* _Do this_: Report the count of lines below that include "clube", without any other text.

## BEGIN Data supplied

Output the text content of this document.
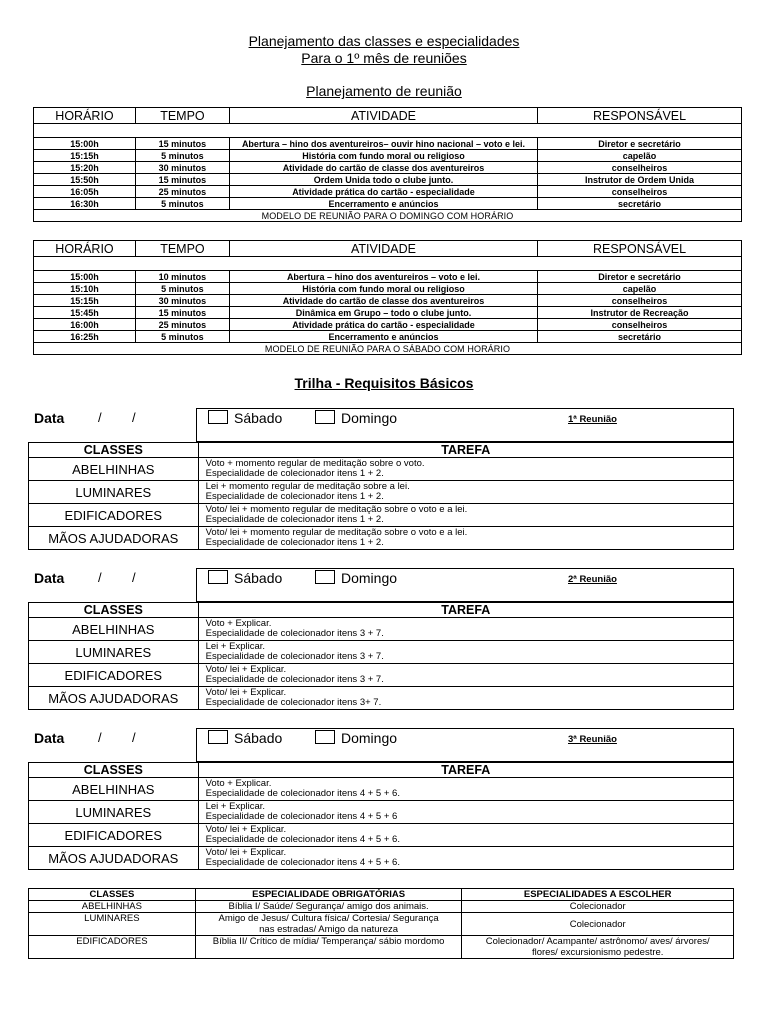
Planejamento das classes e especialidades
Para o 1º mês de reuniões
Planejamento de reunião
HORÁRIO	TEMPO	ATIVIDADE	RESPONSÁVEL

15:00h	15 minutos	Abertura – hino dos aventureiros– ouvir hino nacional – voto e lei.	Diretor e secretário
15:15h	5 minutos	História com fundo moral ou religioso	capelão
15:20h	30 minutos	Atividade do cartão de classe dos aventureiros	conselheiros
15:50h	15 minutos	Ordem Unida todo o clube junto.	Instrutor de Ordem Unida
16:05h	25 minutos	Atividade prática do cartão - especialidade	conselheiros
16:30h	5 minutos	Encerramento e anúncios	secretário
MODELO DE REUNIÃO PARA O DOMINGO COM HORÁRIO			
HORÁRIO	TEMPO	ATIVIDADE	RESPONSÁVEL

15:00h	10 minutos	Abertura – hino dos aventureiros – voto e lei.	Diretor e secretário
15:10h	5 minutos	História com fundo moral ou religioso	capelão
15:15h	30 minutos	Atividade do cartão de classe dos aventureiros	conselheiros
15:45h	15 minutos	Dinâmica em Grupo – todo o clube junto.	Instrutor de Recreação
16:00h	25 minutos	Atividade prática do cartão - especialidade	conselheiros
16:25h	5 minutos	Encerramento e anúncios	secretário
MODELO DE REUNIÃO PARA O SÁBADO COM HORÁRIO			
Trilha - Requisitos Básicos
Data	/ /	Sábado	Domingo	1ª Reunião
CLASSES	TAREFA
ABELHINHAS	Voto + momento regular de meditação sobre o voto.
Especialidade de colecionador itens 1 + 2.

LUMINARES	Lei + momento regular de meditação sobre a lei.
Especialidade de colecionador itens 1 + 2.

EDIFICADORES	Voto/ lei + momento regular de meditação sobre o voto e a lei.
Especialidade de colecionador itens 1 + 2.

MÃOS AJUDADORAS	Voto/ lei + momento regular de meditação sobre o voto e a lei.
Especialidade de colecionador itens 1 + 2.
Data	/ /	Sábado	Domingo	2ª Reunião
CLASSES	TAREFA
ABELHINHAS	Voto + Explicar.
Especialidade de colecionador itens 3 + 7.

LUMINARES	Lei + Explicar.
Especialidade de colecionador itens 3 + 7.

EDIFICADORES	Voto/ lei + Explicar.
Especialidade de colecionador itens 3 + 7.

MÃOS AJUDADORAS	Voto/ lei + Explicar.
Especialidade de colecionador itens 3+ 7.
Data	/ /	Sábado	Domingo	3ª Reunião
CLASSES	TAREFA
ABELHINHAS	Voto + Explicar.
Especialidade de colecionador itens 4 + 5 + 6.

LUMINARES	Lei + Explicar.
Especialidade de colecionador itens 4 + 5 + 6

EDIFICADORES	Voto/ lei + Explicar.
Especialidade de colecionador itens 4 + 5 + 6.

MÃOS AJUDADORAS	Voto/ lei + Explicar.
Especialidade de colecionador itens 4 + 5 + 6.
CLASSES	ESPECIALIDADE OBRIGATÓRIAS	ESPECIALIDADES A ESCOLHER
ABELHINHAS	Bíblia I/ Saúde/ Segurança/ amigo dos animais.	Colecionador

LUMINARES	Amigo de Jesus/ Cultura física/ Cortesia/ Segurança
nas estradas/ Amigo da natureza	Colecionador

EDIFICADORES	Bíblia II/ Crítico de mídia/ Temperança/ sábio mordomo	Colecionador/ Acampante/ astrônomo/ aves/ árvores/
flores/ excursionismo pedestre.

## END Data supplied

* _Written response_: 2